┌──
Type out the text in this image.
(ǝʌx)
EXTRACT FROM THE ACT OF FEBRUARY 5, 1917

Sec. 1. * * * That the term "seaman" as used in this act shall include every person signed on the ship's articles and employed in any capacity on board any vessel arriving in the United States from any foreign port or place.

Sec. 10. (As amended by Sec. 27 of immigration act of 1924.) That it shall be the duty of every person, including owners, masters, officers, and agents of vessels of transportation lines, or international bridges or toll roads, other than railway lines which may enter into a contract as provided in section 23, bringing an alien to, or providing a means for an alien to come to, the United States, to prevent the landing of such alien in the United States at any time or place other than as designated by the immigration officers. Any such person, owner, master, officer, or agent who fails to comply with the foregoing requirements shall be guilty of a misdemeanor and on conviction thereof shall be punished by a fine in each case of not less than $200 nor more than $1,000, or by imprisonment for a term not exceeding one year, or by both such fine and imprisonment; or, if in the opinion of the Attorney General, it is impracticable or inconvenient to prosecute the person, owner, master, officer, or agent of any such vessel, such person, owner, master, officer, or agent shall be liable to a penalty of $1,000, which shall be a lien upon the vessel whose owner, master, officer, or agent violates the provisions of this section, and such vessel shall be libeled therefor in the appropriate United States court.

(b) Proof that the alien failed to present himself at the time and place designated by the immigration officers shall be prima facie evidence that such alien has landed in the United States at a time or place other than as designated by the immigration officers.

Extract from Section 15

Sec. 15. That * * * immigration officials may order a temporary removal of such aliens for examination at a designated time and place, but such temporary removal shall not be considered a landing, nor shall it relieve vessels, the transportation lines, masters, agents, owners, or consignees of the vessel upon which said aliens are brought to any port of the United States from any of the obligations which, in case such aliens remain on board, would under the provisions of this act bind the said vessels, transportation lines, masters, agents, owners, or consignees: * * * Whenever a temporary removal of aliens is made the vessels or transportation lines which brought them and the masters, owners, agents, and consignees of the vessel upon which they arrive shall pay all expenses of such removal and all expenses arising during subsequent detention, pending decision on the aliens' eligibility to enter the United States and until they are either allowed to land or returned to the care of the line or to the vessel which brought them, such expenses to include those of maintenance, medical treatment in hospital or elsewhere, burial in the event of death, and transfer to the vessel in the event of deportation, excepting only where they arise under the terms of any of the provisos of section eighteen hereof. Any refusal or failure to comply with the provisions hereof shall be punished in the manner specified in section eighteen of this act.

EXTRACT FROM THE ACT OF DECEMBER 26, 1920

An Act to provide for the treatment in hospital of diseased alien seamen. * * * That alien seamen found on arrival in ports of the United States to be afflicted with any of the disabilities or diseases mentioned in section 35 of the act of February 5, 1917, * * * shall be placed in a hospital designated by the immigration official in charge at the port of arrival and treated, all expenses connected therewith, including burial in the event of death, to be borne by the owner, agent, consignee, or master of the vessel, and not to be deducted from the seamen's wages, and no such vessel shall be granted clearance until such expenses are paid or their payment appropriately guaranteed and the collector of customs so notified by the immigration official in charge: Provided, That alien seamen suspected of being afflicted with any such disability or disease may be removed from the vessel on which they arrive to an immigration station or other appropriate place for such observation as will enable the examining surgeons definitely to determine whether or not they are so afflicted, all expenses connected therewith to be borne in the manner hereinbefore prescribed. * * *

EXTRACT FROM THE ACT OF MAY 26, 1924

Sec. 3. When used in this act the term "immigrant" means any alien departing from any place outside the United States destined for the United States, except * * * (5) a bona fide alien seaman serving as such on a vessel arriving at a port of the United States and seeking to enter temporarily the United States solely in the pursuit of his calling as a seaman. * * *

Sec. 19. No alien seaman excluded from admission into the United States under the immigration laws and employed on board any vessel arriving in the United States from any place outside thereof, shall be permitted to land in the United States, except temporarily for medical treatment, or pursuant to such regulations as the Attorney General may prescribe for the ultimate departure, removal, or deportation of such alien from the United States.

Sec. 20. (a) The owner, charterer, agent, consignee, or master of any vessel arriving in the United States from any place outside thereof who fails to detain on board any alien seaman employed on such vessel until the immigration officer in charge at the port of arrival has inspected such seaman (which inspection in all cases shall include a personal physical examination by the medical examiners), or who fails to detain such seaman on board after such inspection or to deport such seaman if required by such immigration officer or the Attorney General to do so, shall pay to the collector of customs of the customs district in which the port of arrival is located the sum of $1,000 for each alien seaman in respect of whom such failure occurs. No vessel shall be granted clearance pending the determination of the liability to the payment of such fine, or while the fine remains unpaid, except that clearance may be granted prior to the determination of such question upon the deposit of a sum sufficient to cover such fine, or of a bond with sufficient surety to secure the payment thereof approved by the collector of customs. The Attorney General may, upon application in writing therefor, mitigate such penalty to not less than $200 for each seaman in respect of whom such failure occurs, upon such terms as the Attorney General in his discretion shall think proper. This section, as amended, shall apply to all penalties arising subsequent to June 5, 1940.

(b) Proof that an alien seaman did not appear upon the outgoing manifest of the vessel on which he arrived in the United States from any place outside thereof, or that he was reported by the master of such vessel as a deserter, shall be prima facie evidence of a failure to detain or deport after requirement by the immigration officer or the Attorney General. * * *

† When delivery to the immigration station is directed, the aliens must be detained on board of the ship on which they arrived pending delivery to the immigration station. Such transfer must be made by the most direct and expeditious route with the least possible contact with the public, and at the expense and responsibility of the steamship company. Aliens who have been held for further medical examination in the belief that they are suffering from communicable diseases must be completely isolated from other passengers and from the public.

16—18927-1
└──
→ **Exercise details**: Each record should come back exactly as written.

→ **The reply**:
Type out the text in this image.
(ǝʌx)
EXTRACT FROM THE ACT OF FEBRUARY 5, 1917

Sec. 1. * * * That the term "seaman" as used in this act shall include every person signed on the ship's articles and employed in any capacity on board any vessel arriving in the United States from any foreign port or place.

Sec. 10. (As amended by Sec. 27 of immigration act of 1924.) That it shall be the duty of every person, including owners, masters, officers, and agents of vessels of transportation lines, or international bridges or toll roads, other than railway lines which may enter into a contract as provided in section 23, bringing an alien to, or providing a means for an alien to come to, the United States, to prevent the landing of such alien in the United States at any time or place other than as designated by the immigration officers. Any such person, owner, master, officer, or agent who fails to comply with the foregoing requirements shall be guilty of a misdemeanor and on conviction thereof shall be punished by a fine in each case of not less than $200 nor more than $1,000, or by imprisonment for a term not exceeding one year, or by both such fine and imprisonment; or, if in the opinion of the Attorney General, it is impracticable or inconvenient to prosecute the person, owner, master, officer, or agent of any such vessel, such person, owner, master, officer, or agent shall be liable to a penalty of $1,000, which shall be a lien upon the vessel whose owner, master, officer, or agent violates the provisions of this section, and such vessel shall be libeled therefor in the appropriate United States court.

(b) Proof that the alien failed to present himself at the time and place designated by the immigration officers shall be prima facie evidence that such alien has landed in the United States at a time or place other than as designated by the immigration officers.

Extract from Section 15

Sec. 15. That * * * immigration officials may order a temporary removal of such aliens for examination at a designated time and place, but such temporary removal shall not be considered a landing, nor shall it relieve vessels, the transportation lines, masters, agents, owners, or consignees of the vessel upon which said aliens are brought to any port of the United States from any of the obligations which, in case such aliens remain on board, would under the provisions of this act bind the said vessels, transportation lines, masters, agents, owners, or consignees: * * * Whenever a temporary removal of aliens is made the vessels or transportation lines which brought them and the masters, owners, agents, and consignees of the vessel upon which they arrive shall pay all expenses of such removal and all expenses arising during subsequent detention, pending decision on the aliens' eligibility to enter the United States and until they are either allowed to land or returned to the care of the line or to the vessel which brought them, such expenses to include those of maintenance, medical treatment in hospital or elsewhere, burial in the event of death, and transfer to the vessel in the event of deportation, excepting only where they arise under the terms of any of the provisos of section eighteen hereof. Any refusal or failure to comply with the provisions hereof shall be punished in the manner specified in section eighteen of this act.

EXTRACT FROM THE ACT OF DECEMBER 26, 1920

An Act to provide for the treatment in hospital of diseased alien seamen. * * * That alien seamen found on arrival in ports of the United States to be afflicted with any of the disabilities or diseases mentioned in section 35 of the act of February 5, 1917, * * * shall be placed in a hospital designated by the immigration official in charge at the port of arrival and treated, all expenses connected therewith, including burial in the event of death, to be borne by the owner, agent, consignee, or master of the vessel, and not to be deducted from the seamen's wages, and no such vessel shall be granted clearance until such expenses are paid or their payment appropriately guaranteed and the collector of customs so notified by the immigration official in charge: Provided, That alien seamen suspected of being afflicted with any such disability or disease may be removed from the vessel on which they arrive to an immigration station or other appropriate place for such observation as will enable the examining surgeons definitely to determine whether or not they are so afflicted, all expenses connected therewith to be borne in the manner hereinbefore prescribed. * * *

EXTRACT FROM THE ACT OF MAY 26, 1924

Sec. 3. When used in this act the term "immigrant" means any alien departing from any place outside the United States destined for the United States, except * * * (5) a bona fide alien seaman serving as such on a vessel arriving at a port of the United States and seeking to enter temporarily the United States solely in the pursuit of his calling as a seaman. * * *

Sec. 19. No alien seaman excluded from admission into the United States under the immigration laws and employed on board any vessel arriving in the United States from any place outside thereof, shall be permitted to land in the United States, except temporarily for medical treatment, or pursuant to such regulations as the Attorney General may prescribe for the ultimate departure, removal, or deportation of such alien from the United States.

Sec. 20. (a) The owner, charterer, agent, consignee, or master of any vessel arriving in the United States from any place outside thereof who fails to detain on board any alien seaman employed on such vessel until the immigration officer in charge at the port of arrival has inspected such seaman (which inspection in all cases shall include a personal physical examination by the medical examiners), or who fails to detain such seaman on board after such inspection or to deport such seaman if required by such immigration officer or the Attorney General to do so, shall pay to the collector of customs of the customs district in which the port of arrival is located the sum of $1,000 for each alien seaman in respect of whom such failure occurs. No vessel shall be granted clearance pending the determination of the liability to the payment of such fine, or while the fine remains unpaid, except that clearance may be granted prior to the determination of such question upon the deposit of a sum sufficient to cover such fine, or of a bond with sufficient surety to secure the payment thereof approved by the collector of customs. The Attorney General may, upon application in writing therefor, mitigate such penalty to not less than $200 for each seaman in respect of whom such failure occurs, upon such terms as the Attorney General in his discretion shall think proper. This section, as amended, shall apply to all penalties arising subsequent to June 5, 1940.

(b) Proof that an alien seaman did not appear upon the outgoing manifest of the vessel on which he arrived in the United States from any place outside thereof, or that he was reported by the master of such vessel as a deserter, shall be prima facie evidence of a failure to detain or deport after requirement by the immigration officer or the Attorney General. * * *

† When delivery to the immigration station is directed, the aliens must be detained on board of the ship on which they arrived pending delivery to the immigration station. Such transfer must be made by the most direct and expeditious route with the least possible contact with the public, and at the expense and responsibility of the steamship company. Aliens who have been held for further medical examination in the belief that they are suffering from communicable diseases must be completely isolated from other passengers and from the public.

16—18927-1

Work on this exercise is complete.